#### [TASK DESCRIPTION]
Retype each record shown below, leaving every character as it is.

________________

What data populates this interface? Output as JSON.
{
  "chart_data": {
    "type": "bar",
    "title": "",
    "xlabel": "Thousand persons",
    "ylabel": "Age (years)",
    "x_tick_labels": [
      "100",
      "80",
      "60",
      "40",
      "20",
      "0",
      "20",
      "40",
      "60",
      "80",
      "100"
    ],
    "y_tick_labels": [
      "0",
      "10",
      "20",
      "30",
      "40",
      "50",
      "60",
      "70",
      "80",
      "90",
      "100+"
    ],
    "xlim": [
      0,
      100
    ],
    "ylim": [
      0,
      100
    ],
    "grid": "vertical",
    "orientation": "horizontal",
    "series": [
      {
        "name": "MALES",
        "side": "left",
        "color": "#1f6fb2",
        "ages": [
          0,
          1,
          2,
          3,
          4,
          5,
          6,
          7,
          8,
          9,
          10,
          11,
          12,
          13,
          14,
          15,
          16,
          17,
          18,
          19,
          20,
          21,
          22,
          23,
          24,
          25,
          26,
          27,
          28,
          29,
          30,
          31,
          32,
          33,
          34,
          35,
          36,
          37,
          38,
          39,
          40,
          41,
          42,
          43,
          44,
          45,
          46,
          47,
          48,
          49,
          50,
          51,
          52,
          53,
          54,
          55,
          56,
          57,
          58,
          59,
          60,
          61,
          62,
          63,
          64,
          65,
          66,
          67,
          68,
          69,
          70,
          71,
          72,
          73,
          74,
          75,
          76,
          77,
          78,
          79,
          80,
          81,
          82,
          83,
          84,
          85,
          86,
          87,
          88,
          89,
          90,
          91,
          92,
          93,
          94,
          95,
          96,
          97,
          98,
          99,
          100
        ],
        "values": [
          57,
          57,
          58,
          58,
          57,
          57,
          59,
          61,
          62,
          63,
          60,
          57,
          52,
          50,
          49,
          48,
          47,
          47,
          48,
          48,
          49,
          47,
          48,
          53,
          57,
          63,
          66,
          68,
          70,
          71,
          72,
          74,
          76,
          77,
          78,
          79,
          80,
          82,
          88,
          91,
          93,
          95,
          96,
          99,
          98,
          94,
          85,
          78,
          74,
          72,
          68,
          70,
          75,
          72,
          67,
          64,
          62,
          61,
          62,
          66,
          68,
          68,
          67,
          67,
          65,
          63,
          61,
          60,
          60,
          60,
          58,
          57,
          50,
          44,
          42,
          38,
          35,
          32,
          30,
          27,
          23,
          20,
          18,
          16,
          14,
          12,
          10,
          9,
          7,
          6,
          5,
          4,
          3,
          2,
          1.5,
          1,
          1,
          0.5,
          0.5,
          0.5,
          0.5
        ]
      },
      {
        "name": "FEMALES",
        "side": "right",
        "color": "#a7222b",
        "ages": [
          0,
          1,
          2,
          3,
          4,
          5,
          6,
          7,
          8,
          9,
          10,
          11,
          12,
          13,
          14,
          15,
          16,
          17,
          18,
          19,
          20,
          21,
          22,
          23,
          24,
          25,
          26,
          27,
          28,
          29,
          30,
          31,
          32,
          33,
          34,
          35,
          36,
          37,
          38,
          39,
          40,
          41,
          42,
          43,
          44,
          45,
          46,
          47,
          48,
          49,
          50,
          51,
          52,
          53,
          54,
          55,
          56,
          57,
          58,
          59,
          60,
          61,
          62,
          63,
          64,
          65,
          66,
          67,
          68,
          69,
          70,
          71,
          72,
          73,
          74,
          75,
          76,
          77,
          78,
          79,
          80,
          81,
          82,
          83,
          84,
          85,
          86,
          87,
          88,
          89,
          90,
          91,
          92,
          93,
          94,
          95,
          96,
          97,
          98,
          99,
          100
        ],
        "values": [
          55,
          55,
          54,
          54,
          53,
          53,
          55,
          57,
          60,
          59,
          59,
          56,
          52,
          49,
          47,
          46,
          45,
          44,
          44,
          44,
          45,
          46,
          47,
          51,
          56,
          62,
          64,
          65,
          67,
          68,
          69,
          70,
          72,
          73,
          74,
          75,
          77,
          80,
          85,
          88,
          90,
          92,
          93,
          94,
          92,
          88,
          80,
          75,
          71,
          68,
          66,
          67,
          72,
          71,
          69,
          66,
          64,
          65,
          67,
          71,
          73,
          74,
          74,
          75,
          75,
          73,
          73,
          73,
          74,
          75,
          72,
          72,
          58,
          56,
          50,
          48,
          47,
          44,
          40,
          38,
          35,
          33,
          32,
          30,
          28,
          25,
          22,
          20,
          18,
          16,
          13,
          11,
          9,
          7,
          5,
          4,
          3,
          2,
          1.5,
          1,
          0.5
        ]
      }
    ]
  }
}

________________

#### [EXERCISE SOLUTION]
What data populates this interface? Output as JSON.
{
  "chart_data": {
    "type": "bar",
    "title": "",
    "xlabel": "Thousand persons",
    "ylabel": "Age (years)",
    "x_tick_labels": [
      "100",
      "80",
      "60",
      "40",
      "20",
      "0",
      "20",
      "40",
      "60",
      "80",
      "100"
    ],
    "y_tick_labels": [
      "0",
      "10",
      "20",
      "30",
      "40",
      "50",
      "60",
      "70",
      "80",
      "90",
      "100+"
    ],
    "xlim": [
      0,
      100
    ],
    "ylim": [
      0,
      100
    ],
    "grid": "vertical",
    "orientation": "horizontal",
    "series": [
      {
        "name": "MALES",
        "side": "left",
        "color": "#1f6fb2",
        "ages": [
          0,
          1,
          2,
          3,
          4,
          5,
          6,
          7,
          8,
          9,
          10,
          11,
          12,
          13,
          14,
          15,
          16,
          17,
          18,
          19,
          20,
          21,
          22,
          23,
          24,
          25,
          26,
          27,
          28,
          29,
          30,
          31,
          32,
          33,
          34,
          35,
          36,
          37,
          38,
          39,
          40,
          41,
          42,
          43,
          44,
          45,
          46,
          47,
          48,
          49,
          50,
          51,
          52,
          53,
          54,
          55,
          56,
          57,
          58,
          59,
          60,
          61,
          62,
          63,
          64,
          65,
          66,
          67,
          68,
          69,
          70,
          71,
          72,
          73,
          74,
          75,
          76,
          77,
          78,
          79,
          80,
          81,
          82,
          83,
          84,
          85,
          86,
          87,
          88,
          89,
          90,
          91,
          92,
          93,
          94,
          95,
          96,
          97,
          98,
          99,
          100
        ],
        "values": [
          57,
          57,
          58,
          58,
          57,
          57,
          59,
          61,
          62,
          63,
          60,
          57,
          52,
          50,
          49,
          48,
          47,
          47,
          48,
          48,
          49,
          47,
          48,
          53,
          57,
          63,
          66,
          68,
          70,
          71,
          72,
          74,
          76,
          77,
          78,
          79,
          80,
          82,
          88,
          91,
          93,
          95,
          96,
          99,
          98,
          94,
          85,
          78,
          74,
          72,
          68,
          70,
          75,
          72,
          67,
          64,
          62,
          61,
          62,
          66,
          68,
          68,
          67,
          67,
          65,
          63,
          61,
          60,
          60,
          60,
          58,
          57,
          50,
          44,
          42,
          38,
          35,
          32,
          30,
          27,
          23,
          20,
          18,
          16,
          14,
          12,
          10,
          9,
          7,
          6,
          5,
          4,
          3,
          2,
          1.5,
          1,
          1,
          0.5,
          0.5,
          0.5,
          0.5
        ]
      },
      {
        "name": "FEMALES",
        "side": "right",
        "color": "#a7222b",
        "ages": [
          0,
          1,
          2,
          3,
          4,
          5,
          6,
          7,
          8,
          9,
          10,
          11,
          12,
          13,
          14,
          15,
          16,
          17,
          18,
          19,
          20,
          21,
          22,
          23,
          24,
          25,
          26,
          27,
          28,
          29,
          30,
          31,
          32,
          33,
          34,
          35,
          36,
          37,
          38,
          39,
          40,
          41,
          42,
          43,
          44,
          45,
          46,
          47,
          48,
          49,
          50,
          51,
          52,
          53,
          54,
          55,
          56,
          57,
          58,
          59,
          60,
          61,
          62,
          63,
          64,
          65,
          66,
          67,
          68,
          69,
          70,
          71,
          72,
          73,
          74,
          75,
          76,
          77,
          78,
          79,
          80,
          81,
          82,
          83,
          84,
          85,
          86,
          87,
          88,
          89,
          90,
          91,
          92,
          93,
          94,
          95,
          96,
          97,
          98,
          99,
          100
        ],
        "values": [
          55,
          55,
          54,
          54,
          53,
          53,
          55,
          57,
          60,
          59,
          59,
          56,
          52,
          49,
          47,
          46,
          45,
          44,
          44,
          44,
          45,
          46,
          47,
          51,
          56,
          62,
          64,
          65,
          67,
          68,
          69,
          70,
          72,
          73,
          74,
          75,
          77,
          80,
          85,
          88,
          90,
          92,
          93,
          94,
          92,
          88,
          80,
          75,
          71,
          68,
          66,
          67,
          72,
          71,
          69,
          66,
          64,
          65,
          67,
          71,
          73,
          74,
          74,
          75,
          75,
          73,
          73,
          73,
          74,
          75,
          72,
          72,
          58,
          56,
          50,
          48,
          47,
          44,
          40,
          38,
          35,
          33,
          32,
          30,
          28,
          25,
          22,
          20,
          18,
          16,
          13,
          11,
          9,
          7,
          5,
          4,
          3,
          2,
          1.5,
          1,
          0.5
        ]
      }
    ]
  }
}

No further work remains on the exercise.